<<<<
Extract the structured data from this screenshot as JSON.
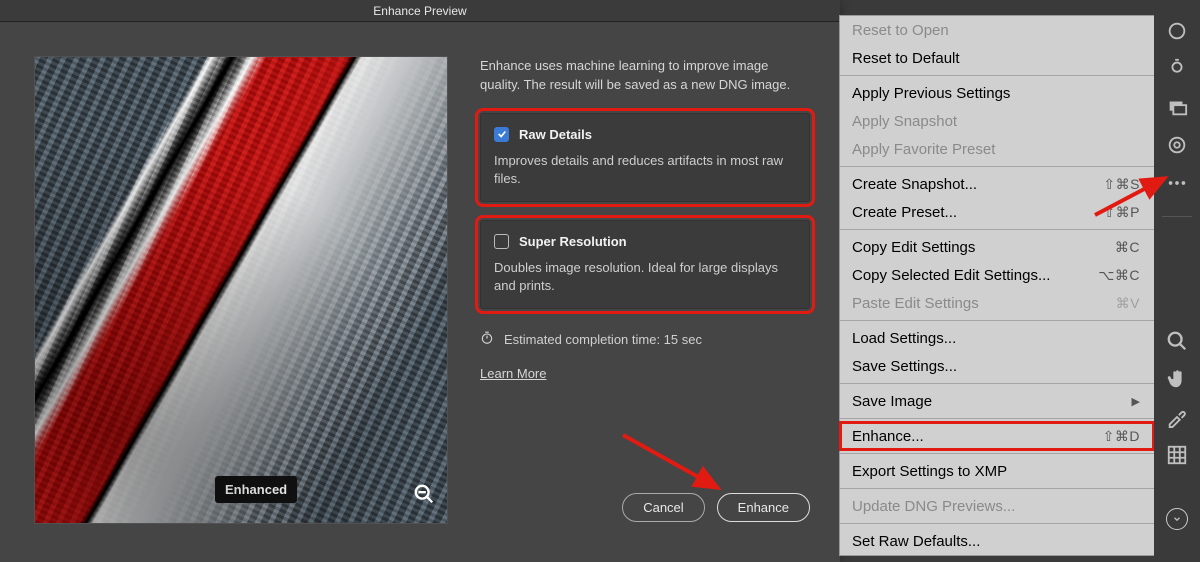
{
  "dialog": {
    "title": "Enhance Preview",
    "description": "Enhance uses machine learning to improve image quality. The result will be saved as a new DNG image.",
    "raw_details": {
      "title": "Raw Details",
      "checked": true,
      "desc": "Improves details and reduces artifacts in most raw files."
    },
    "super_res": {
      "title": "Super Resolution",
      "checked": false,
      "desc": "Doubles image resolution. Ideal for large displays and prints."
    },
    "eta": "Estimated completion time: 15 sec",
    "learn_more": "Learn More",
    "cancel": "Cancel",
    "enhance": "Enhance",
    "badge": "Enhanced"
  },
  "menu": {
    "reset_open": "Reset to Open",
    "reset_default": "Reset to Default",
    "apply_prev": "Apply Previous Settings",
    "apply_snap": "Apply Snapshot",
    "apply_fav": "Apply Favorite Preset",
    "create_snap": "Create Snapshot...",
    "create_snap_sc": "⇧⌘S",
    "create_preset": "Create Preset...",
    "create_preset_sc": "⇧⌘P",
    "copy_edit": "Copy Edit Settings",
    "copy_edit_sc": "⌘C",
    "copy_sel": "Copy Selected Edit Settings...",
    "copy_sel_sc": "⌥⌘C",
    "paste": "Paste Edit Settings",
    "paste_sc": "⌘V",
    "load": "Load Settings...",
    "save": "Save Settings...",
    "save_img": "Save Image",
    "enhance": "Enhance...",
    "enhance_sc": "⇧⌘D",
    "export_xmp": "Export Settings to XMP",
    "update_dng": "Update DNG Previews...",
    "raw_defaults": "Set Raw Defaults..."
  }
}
>>>>
Aim of the exercise: Repeat the data above exactly, but not the pictures.

Response to this task:
Extract the structured data from this screenshot as JSON.
{
  "dialog": {
    "title": "Enhance Preview",
    "description": "Enhance uses machine learning to improve image quality. The result will be saved as a new DNG image.",
    "raw_details": {
      "title": "Raw Details",
      "checked": true,
      "desc": "Improves details and reduces artifacts in most raw files."
    },
    "super_res": {
      "title": "Super Resolution",
      "checked": false,
      "desc": "Doubles image resolution. Ideal for large displays and prints."
    },
    "eta": "Estimated completion time: 15 sec",
    "learn_more": "Learn More",
    "cancel": "Cancel",
    "enhance": "Enhance",
    "badge": "Enhanced"
  },
  "menu": {
    "reset_open": "Reset to Open",
    "reset_default": "Reset to Default",
    "apply_prev": "Apply Previous Settings",
    "apply_snap": "Apply Snapshot",
    "apply_fav": "Apply Favorite Preset",
    "create_snap": "Create Snapshot...",
    "create_snap_sc": "⇧⌘S",
    "create_preset": "Create Preset...",
    "create_preset_sc": "⇧⌘P",
    "copy_edit": "Copy Edit Settings",
    "copy_edit_sc": "⌘C",
    "copy_sel": "Copy Selected Edit Settings...",
    "copy_sel_sc": "⌥⌘C",
    "paste": "Paste Edit Settings",
    "paste_sc": "⌘V",
    "load": "Load Settings...",
    "save": "Save Settings...",
    "save_img": "Save Image",
    "enhance": "Enhance...",
    "enhance_sc": "⇧⌘D",
    "export_xmp": "Export Settings to XMP",
    "update_dng": "Update DNG Previews...",
    "raw_defaults": "Set Raw Defaults..."
  }
}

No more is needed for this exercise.